(Data entries)
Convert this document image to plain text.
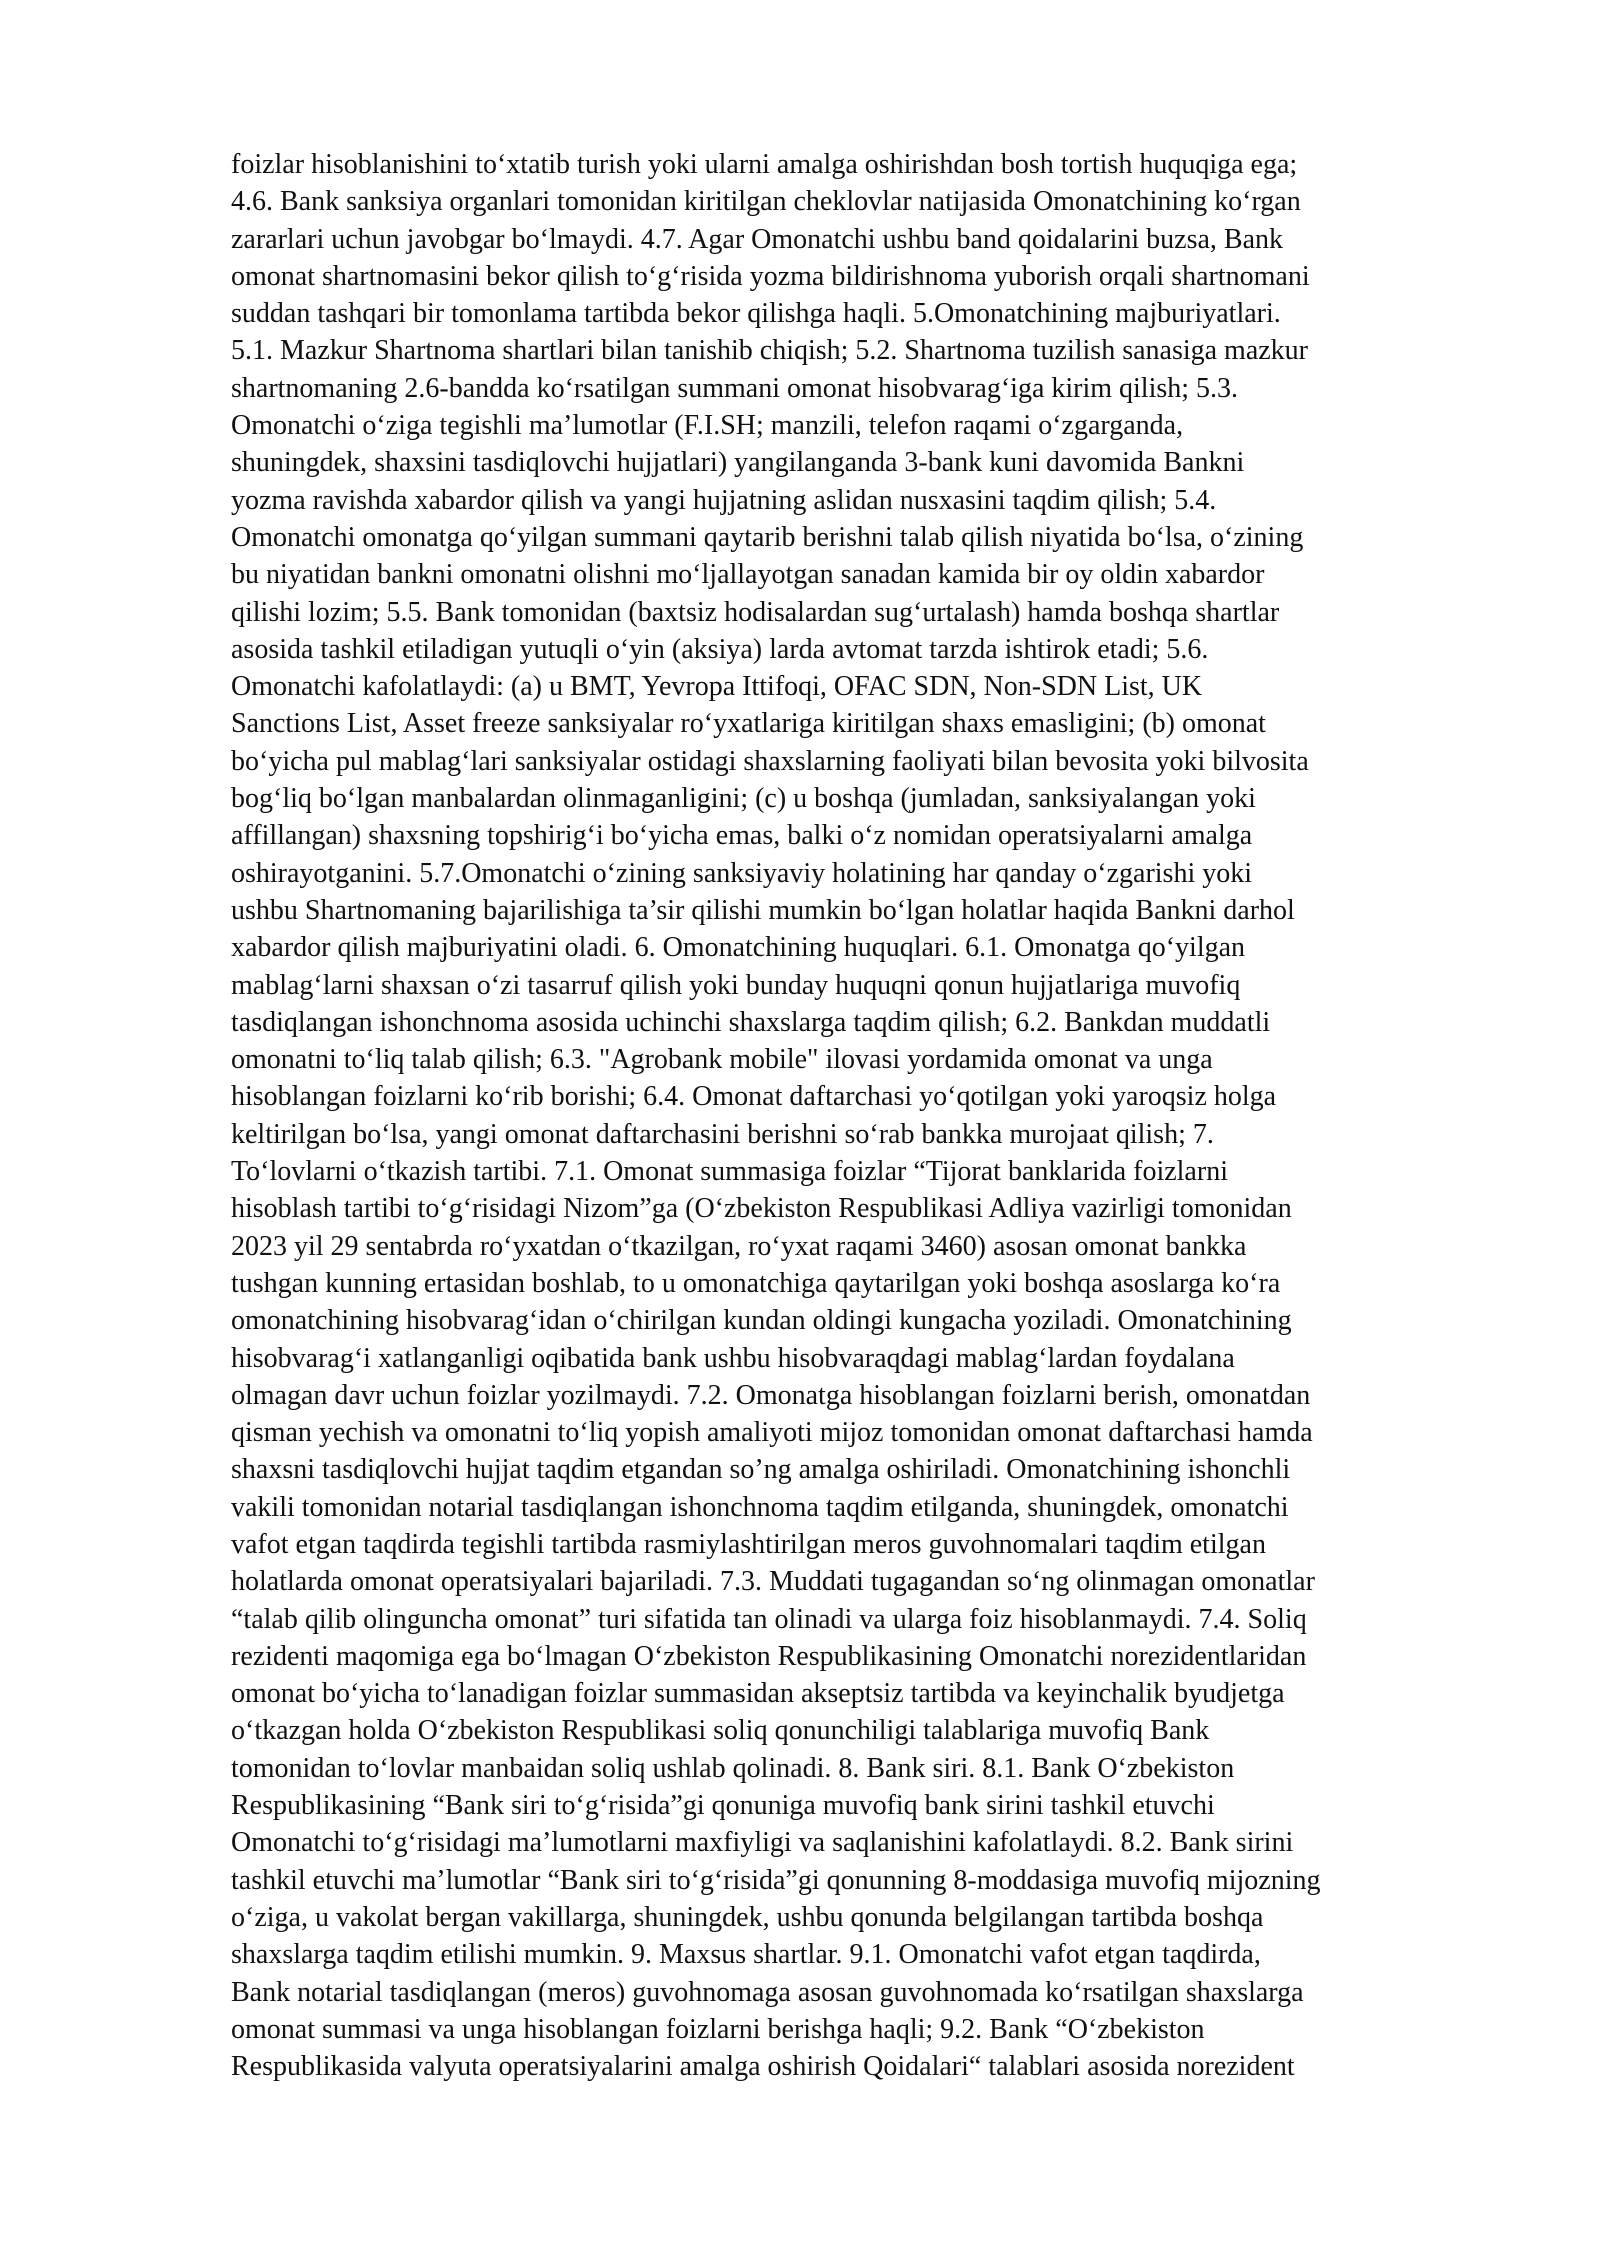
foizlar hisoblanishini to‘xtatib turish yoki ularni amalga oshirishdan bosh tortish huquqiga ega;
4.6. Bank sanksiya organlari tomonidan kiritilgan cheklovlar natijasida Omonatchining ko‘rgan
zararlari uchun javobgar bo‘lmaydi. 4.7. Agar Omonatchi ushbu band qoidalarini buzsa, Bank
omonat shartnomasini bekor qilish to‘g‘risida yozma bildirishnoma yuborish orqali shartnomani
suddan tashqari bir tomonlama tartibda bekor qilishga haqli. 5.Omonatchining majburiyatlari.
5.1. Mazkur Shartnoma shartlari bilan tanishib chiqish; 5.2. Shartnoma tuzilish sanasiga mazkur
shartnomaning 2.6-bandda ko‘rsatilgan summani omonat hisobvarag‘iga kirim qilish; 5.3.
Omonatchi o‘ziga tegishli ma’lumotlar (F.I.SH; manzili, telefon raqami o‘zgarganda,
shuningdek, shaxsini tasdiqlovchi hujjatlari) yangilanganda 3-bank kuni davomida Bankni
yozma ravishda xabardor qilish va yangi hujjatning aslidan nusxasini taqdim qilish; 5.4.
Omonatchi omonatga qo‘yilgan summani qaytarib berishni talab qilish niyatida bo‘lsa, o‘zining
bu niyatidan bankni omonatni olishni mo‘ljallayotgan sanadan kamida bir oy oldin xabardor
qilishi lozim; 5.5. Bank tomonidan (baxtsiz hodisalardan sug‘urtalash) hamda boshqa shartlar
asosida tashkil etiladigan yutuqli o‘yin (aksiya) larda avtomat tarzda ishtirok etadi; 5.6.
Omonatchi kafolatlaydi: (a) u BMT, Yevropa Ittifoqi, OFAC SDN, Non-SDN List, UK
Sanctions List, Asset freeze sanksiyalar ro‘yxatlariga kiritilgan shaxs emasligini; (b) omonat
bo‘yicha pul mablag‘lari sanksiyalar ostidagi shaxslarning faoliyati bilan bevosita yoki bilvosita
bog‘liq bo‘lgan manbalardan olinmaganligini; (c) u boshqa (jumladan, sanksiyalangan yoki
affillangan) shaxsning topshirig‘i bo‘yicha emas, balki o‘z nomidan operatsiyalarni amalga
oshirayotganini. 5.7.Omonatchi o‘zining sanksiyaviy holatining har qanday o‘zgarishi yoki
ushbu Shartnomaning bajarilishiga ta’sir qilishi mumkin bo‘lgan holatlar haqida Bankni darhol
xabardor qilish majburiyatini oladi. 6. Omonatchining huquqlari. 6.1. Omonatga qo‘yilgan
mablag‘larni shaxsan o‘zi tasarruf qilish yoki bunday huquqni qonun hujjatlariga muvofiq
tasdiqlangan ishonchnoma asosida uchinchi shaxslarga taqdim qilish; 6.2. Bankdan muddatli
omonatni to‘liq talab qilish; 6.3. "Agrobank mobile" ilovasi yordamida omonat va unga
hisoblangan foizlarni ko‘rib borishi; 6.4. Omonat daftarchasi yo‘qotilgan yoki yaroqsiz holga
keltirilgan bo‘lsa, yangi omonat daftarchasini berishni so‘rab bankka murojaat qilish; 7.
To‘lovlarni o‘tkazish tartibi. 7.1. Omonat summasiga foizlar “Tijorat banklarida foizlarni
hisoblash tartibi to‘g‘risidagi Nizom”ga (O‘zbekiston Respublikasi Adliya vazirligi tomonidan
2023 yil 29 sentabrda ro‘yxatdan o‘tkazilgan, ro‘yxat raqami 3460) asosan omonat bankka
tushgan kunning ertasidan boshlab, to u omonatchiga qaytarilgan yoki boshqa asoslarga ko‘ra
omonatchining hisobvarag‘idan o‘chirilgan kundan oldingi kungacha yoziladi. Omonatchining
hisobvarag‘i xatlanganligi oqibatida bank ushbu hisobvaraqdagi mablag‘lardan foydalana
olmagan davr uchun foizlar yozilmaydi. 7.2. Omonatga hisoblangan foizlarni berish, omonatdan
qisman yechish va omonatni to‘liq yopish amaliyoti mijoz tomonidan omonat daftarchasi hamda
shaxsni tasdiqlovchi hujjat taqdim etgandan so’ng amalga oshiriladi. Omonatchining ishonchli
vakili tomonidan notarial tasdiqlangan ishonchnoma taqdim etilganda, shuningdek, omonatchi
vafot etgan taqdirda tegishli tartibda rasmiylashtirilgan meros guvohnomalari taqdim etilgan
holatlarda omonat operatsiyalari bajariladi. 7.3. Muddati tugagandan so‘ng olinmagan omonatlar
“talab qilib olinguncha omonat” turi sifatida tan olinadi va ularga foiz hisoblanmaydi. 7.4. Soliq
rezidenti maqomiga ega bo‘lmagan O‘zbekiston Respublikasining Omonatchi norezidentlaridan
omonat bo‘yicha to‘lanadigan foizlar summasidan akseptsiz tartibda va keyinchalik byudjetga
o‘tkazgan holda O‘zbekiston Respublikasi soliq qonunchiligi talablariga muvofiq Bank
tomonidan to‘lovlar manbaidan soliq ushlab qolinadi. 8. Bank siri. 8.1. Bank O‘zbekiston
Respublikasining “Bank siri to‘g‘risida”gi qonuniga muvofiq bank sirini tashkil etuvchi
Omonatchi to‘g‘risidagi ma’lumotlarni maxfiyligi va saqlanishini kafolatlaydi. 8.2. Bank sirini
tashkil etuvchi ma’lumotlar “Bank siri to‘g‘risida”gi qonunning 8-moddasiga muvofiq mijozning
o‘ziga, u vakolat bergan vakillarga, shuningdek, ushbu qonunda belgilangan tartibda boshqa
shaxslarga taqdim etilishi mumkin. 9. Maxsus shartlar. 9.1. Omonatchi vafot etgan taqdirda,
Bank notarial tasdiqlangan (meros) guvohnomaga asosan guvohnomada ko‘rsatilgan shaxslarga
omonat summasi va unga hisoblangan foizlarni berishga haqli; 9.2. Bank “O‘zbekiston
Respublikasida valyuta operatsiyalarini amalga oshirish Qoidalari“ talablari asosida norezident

*Given task*:
Keep the pictures out and write out the records exactly.

*Worked solution*:
Convert this document image to plain text.
foizlar hisoblanishini to‘xtatib turish yoki ularni amalga oshirishdan bosh tortish huquqiga ega;
4.6. Bank sanksiya organlari tomonidan kiritilgan cheklovlar natijasida Omonatchining ko‘rgan
zararlari uchun javobgar bo‘lmaydi. 4.7. Agar Omonatchi ushbu band qoidalarini buzsa, Bank
omonat shartnomasini bekor qilish to‘g‘risida yozma bildirishnoma yuborish orqali shartnomani
suddan tashqari bir tomonlama tartibda bekor qilishga haqli. 5.Omonatchining majburiyatlari.
5.1. Mazkur Shartnoma shartlari bilan tanishib chiqish; 5.2. Shartnoma tuzilish sanasiga mazkur
shartnomaning 2.6-bandda ko‘rsatilgan summani omonat hisobvarag‘iga kirim qilish; 5.3.
Omonatchi o‘ziga tegishli ma’lumotlar (F.I.SH; manzili, telefon raqami o‘zgarganda,
shuningdek, shaxsini tasdiqlovchi hujjatlari) yangilanganda 3-bank kuni davomida Bankni
yozma ravishda xabardor qilish va yangi hujjatning aslidan nusxasini taqdim qilish; 5.4.
Omonatchi omonatga qo‘yilgan summani qaytarib berishni talab qilish niyatida bo‘lsa, o‘zining
bu niyatidan bankni omonatni olishni mo‘ljallayotgan sanadan kamida bir oy oldin xabardor
qilishi lozim; 5.5. Bank tomonidan (baxtsiz hodisalardan sug‘urtalash) hamda boshqa shartlar
asosida tashkil etiladigan yutuqli o‘yin (aksiya) larda avtomat tarzda ishtirok etadi; 5.6.
Omonatchi kafolatlaydi: (a) u BMT, Yevropa Ittifoqi, OFAC SDN, Non-SDN List, UK
Sanctions List, Asset freeze sanksiyalar ro‘yxatlariga kiritilgan shaxs emasligini; (b) omonat
bo‘yicha pul mablag‘lari sanksiyalar ostidagi shaxslarning faoliyati bilan bevosita yoki bilvosita
bog‘liq bo‘lgan manbalardan olinmaganligini; (c) u boshqa (jumladan, sanksiyalangan yoki
affillangan) shaxsning topshirig‘i bo‘yicha emas, balki o‘z nomidan operatsiyalarni amalga
oshirayotganini. 5.7.Omonatchi o‘zining sanksiyaviy holatining har qanday o‘zgarishi yoki
ushbu Shartnomaning bajarilishiga ta’sir qilishi mumkin bo‘lgan holatlar haqida Bankni darhol
xabardor qilish majburiyatini oladi. 6. Omonatchining huquqlari. 6.1. Omonatga qo‘yilgan
mablag‘larni shaxsan o‘zi tasarruf qilish yoki bunday huquqni qonun hujjatlariga muvofiq
tasdiqlangan ishonchnoma asosida uchinchi shaxslarga taqdim qilish; 6.2. Bankdan muddatli
omonatni to‘liq talab qilish; 6.3. "Agrobank mobile" ilovasi yordamida omonat va unga
hisoblangan foizlarni ko‘rib borishi; 6.4. Omonat daftarchasi yo‘qotilgan yoki yaroqsiz holga
keltirilgan bo‘lsa, yangi omonat daftarchasini berishni so‘rab bankka murojaat qilish; 7.
To‘lovlarni o‘tkazish tartibi. 7.1. Omonat summasiga foizlar “Tijorat banklarida foizlarni
hisoblash tartibi to‘g‘risidagi Nizom”ga (O‘zbekiston Respublikasi Adliya vazirligi tomonidan
2023 yil 29 sentabrda ro‘yxatdan o‘tkazilgan, ro‘yxat raqami 3460) asosan omonat bankka
tushgan kunning ertasidan boshlab, to u omonatchiga qaytarilgan yoki boshqa asoslarga ko‘ra
omonatchining hisobvarag‘idan o‘chirilgan kundan oldingi kungacha yoziladi. Omonatchining
hisobvarag‘i xatlanganligi oqibatida bank ushbu hisobvaraqdagi mablag‘lardan foydalana
olmagan davr uchun foizlar yozilmaydi. 7.2. Omonatga hisoblangan foizlarni berish, omonatdan
qisman yechish va omonatni to‘liq yopish amaliyoti mijoz tomonidan omonat daftarchasi hamda
shaxsni tasdiqlovchi hujjat taqdim etgandan so’ng amalga oshiriladi. Omonatchining ishonchli
vakili tomonidan notarial tasdiqlangan ishonchnoma taqdim etilganda, shuningdek, omonatchi
vafot etgan taqdirda tegishli tartibda rasmiylashtirilgan meros guvohnomalari taqdim etilgan
holatlarda omonat operatsiyalari bajariladi. 7.3. Muddati tugagandan so‘ng olinmagan omonatlar
“talab qilib olinguncha omonat” turi sifatida tan olinadi va ularga foiz hisoblanmaydi. 7.4. Soliq
rezidenti maqomiga ega bo‘lmagan O‘zbekiston Respublikasining Omonatchi norezidentlaridan
omonat bo‘yicha to‘lanadigan foizlar summasidan akseptsiz tartibda va keyinchalik byudjetga
o‘tkazgan holda O‘zbekiston Respublikasi soliq qonunchiligi talablariga muvofiq Bank
tomonidan to‘lovlar manbaidan soliq ushlab qolinadi. 8. Bank siri. 8.1. Bank O‘zbekiston
Respublikasining “Bank siri to‘g‘risida”gi qonuniga muvofiq bank sirini tashkil etuvchi
Omonatchi to‘g‘risidagi ma’lumotlarni maxfiyligi va saqlanishini kafolatlaydi. 8.2. Bank sirini
tashkil etuvchi ma’lumotlar “Bank siri to‘g‘risida”gi qonunning 8-moddasiga muvofiq mijozning
o‘ziga, u vakolat bergan vakillarga, shuningdek, ushbu qonunda belgilangan tartibda boshqa
shaxslarga taqdim etilishi mumkin. 9. Maxsus shartlar. 9.1. Omonatchi vafot etgan taqdirda,
Bank notarial tasdiqlangan (meros) guvohnomaga asosan guvohnomada ko‘rsatilgan shaxslarga
omonat summasi va unga hisoblangan foizlarni berishga haqli; 9.2. Bank “O‘zbekiston
Respublikasida valyuta operatsiyalarini amalga oshirish Qoidalari“ talablari asosida norezident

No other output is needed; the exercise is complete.